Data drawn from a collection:
++++++++++++++++++++

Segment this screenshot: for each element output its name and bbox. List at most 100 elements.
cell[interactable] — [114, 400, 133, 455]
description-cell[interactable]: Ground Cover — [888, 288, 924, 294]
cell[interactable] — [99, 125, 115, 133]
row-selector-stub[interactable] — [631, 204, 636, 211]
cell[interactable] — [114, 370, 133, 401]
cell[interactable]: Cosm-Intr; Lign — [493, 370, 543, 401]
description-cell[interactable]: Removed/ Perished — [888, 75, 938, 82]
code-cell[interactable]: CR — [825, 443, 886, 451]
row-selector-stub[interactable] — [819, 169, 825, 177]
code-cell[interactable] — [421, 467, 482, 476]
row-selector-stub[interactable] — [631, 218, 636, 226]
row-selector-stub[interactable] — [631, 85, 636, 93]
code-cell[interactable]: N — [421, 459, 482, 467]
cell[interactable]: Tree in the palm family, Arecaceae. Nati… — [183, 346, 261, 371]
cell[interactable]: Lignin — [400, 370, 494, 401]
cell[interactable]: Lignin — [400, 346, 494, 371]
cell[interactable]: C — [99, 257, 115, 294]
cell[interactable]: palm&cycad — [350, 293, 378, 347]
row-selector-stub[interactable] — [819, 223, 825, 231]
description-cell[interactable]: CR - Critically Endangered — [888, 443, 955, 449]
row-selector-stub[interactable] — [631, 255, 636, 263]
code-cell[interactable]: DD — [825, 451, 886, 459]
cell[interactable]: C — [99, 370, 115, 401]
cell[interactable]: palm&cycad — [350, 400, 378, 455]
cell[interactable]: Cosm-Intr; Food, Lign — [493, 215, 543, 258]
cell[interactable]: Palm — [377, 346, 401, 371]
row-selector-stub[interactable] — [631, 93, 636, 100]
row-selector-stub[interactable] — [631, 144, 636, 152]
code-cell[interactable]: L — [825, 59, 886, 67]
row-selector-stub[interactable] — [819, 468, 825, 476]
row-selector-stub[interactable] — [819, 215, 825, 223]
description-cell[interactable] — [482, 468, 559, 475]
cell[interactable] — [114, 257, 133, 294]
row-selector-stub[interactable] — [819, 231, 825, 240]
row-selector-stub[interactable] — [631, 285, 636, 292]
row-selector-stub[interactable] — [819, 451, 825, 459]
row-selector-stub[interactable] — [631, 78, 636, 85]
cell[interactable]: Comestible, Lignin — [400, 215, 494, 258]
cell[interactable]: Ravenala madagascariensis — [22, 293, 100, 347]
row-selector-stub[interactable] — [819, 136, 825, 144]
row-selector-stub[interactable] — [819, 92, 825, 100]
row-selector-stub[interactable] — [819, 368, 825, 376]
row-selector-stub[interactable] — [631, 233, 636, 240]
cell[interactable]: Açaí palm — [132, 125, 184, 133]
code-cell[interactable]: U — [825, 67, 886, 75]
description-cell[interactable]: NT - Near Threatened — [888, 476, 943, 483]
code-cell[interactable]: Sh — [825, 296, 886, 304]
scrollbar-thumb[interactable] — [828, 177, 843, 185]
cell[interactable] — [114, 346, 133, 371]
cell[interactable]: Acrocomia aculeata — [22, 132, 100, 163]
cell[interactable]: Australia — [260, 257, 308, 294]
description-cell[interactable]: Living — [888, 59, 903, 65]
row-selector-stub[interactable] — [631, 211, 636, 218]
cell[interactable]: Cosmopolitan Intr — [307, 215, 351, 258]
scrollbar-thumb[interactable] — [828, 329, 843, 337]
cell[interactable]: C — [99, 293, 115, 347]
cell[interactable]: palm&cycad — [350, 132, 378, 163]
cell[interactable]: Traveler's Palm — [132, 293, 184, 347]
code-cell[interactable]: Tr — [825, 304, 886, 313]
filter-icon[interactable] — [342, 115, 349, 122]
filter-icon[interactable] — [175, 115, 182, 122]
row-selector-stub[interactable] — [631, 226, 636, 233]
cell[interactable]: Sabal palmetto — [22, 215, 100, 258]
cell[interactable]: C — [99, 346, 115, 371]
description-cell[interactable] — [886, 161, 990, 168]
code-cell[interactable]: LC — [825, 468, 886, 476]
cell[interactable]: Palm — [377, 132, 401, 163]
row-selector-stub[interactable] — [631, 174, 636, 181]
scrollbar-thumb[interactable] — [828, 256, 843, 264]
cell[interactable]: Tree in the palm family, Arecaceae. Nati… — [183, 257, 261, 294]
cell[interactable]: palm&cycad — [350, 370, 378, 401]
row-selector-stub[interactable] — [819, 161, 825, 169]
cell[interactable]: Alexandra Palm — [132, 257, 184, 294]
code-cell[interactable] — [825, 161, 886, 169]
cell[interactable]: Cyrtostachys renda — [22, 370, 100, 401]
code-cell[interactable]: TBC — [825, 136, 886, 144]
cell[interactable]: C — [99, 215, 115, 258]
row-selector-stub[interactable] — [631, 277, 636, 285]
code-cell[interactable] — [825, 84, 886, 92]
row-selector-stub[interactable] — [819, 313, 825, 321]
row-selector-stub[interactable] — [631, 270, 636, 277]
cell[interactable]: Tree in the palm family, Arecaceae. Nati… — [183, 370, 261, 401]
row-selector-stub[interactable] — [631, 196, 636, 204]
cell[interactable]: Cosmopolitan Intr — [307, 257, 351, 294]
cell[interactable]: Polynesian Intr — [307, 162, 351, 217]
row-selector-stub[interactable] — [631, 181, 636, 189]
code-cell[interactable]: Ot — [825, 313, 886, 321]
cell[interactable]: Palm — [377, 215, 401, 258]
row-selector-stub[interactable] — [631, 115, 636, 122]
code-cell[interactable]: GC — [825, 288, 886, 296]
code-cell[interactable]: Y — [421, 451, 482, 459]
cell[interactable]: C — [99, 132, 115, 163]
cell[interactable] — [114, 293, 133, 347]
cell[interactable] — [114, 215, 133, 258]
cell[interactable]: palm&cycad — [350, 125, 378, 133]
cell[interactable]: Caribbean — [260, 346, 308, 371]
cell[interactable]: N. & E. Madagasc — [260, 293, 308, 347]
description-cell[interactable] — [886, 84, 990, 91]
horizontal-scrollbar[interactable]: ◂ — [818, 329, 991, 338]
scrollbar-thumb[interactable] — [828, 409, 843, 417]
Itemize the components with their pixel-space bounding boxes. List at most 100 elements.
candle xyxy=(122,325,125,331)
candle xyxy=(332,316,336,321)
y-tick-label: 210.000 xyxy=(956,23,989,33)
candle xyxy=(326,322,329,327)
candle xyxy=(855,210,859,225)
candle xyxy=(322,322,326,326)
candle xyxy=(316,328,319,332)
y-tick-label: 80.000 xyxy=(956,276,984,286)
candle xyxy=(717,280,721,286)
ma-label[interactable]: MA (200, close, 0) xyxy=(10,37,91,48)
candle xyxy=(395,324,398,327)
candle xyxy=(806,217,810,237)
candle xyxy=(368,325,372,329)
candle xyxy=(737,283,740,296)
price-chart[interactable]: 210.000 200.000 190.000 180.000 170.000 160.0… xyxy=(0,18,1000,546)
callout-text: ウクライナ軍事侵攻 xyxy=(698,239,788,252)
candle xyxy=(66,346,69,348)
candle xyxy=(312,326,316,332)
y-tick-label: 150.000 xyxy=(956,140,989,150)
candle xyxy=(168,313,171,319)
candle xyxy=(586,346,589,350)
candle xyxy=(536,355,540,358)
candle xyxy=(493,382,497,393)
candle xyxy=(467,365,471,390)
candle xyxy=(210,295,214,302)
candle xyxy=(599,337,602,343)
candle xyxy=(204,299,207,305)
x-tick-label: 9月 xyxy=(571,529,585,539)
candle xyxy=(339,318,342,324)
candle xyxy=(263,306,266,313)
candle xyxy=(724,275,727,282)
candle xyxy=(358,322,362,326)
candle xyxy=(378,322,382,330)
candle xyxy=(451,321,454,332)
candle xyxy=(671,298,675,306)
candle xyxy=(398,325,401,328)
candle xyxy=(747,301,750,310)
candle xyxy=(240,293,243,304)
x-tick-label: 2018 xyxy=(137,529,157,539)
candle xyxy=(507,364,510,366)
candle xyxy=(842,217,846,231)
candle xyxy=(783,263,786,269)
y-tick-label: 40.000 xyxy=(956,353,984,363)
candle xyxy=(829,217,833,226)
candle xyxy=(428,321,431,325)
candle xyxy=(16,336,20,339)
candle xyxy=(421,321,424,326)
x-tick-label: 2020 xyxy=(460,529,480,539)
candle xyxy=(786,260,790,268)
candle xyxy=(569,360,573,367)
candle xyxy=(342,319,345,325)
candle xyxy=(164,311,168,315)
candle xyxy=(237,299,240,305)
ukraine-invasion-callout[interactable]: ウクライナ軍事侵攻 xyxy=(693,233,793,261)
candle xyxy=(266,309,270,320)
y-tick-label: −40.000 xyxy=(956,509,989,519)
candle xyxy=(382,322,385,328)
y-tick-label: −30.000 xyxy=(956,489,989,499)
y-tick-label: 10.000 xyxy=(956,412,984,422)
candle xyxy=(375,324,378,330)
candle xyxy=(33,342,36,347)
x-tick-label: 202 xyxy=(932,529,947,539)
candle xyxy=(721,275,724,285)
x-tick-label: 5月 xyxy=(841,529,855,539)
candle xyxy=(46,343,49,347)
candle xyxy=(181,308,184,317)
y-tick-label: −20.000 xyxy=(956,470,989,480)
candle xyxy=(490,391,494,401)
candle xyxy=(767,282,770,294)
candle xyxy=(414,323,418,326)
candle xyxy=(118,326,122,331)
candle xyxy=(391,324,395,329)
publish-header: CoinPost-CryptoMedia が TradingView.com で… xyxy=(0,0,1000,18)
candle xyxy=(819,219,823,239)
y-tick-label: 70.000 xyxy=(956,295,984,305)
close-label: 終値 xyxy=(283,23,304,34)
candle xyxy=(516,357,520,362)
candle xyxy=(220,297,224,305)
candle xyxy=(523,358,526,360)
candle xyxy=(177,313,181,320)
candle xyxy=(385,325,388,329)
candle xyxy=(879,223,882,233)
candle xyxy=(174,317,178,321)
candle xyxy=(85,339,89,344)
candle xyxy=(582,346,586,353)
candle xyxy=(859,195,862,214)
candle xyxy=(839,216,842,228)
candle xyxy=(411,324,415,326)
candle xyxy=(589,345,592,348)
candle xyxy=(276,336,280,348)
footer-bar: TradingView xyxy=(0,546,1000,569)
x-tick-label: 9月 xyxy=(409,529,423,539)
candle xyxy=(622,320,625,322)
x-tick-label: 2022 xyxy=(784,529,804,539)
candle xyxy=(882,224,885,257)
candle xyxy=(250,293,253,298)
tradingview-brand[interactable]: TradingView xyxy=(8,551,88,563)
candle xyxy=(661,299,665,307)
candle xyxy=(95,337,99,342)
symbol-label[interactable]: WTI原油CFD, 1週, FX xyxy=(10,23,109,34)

++++++++++++++++++++

> **Problem description**
Render the lines from the first one through the line containing "346, 261, 371]", both included, as a JSON list of strings with one string per line and no blank lines.

> **Answer**
[
  "Segment this screenshot: for each element output its name and bbox. List at most 100 elements.",
  "cell[interactable] — [114, 400, 133, 455]",
  "description-cell[interactable]: Ground Cover — [888, 288, 924, 294]",
  "cell[interactable] — [99, 125, 115, 133]",
  "row-selector-stub[interactable] — [631, 204, 636, 211]",
  "cell[interactable] — [114, 370, 133, 401]",
  "cell[interactable]: Cosm-Intr; Lign — [493, 370, 543, 401]",
  "description-cell[interactable]: Removed/ Perished — [888, 75, 938, 82]",
  "code-cell[interactable]: CR — [825, 443, 886, 451]",
  "row-selector-stub[interactable] — [819, 169, 825, 177]",
  "code-cell[interactable] — [421, 467, 482, 476]",
  "row-selector-stub[interactable] — [631, 218, 636, 226]",
  "row-selector-stub[interactable] — [631, 85, 636, 93]",
  "code-cell[interactable]: N — [421, 459, 482, 467]",
  "cell[interactable]: Tree in the palm family, Arecaceae. Nati… — [183, 346, 261, 371]"
]